▶ **EXERCISE DESCRIPTION**
Copy each line below that includes "Browser".

Stored data
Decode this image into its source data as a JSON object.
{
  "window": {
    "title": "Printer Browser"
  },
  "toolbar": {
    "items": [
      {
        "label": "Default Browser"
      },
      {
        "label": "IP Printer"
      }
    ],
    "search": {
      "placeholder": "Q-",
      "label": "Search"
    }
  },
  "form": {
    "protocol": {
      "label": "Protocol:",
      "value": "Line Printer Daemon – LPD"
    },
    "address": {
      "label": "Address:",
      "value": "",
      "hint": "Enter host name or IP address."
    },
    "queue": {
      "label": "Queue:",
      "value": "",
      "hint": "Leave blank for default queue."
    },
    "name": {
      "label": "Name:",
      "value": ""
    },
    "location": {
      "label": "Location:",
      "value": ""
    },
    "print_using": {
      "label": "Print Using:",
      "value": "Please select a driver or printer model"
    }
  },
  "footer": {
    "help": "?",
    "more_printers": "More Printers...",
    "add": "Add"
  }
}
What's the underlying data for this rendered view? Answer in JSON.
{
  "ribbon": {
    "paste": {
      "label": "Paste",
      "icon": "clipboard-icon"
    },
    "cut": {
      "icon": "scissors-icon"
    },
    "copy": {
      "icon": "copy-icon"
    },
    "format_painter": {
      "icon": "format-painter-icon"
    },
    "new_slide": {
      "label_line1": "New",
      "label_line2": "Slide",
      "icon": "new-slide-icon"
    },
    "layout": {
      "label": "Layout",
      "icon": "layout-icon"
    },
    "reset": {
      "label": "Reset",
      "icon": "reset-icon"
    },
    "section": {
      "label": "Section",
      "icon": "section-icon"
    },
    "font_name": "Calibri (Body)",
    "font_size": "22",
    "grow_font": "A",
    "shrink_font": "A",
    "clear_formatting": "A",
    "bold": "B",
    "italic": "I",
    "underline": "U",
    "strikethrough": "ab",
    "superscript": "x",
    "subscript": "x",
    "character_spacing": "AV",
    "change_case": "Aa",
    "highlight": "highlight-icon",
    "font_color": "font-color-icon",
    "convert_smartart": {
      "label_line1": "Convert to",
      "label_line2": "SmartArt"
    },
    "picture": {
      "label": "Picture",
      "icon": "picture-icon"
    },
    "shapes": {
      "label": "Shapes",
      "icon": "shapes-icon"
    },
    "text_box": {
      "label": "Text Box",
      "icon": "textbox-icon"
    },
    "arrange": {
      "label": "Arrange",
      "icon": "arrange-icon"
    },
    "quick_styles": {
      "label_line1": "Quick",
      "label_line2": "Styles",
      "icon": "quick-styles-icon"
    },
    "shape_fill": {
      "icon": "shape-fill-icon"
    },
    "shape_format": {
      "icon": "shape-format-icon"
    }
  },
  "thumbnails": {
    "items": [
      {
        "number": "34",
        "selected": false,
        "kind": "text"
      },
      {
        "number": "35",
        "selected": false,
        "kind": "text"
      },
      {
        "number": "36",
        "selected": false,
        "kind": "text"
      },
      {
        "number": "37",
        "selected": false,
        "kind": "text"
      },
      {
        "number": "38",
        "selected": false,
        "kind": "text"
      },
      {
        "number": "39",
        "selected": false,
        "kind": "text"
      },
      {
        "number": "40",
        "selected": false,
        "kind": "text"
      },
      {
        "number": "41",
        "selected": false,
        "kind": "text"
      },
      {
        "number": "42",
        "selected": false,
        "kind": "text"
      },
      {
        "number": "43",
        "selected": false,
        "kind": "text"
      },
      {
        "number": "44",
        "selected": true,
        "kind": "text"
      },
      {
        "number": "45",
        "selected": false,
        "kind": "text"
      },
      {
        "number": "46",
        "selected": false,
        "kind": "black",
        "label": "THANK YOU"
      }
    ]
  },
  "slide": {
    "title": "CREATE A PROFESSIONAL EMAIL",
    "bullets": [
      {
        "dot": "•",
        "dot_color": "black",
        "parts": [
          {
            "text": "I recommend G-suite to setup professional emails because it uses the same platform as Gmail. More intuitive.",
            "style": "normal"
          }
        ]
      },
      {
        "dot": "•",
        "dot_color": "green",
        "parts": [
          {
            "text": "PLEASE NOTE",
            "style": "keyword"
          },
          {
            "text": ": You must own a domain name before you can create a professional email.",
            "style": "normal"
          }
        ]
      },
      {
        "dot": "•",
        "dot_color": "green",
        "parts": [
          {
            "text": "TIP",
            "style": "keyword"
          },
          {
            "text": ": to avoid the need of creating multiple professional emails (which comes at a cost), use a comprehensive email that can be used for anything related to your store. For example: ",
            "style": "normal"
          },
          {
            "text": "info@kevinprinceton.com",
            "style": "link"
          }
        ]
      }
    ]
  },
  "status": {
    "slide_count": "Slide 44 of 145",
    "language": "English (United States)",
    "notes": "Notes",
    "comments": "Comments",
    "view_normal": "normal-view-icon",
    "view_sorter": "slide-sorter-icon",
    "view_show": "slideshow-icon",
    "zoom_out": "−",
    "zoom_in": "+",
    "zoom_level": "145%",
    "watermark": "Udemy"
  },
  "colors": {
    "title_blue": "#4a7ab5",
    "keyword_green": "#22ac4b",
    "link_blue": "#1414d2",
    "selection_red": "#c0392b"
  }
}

▶ **RESULT OF THE TASK**
    "title": "Printer Browser"
        "label": "Default Browser"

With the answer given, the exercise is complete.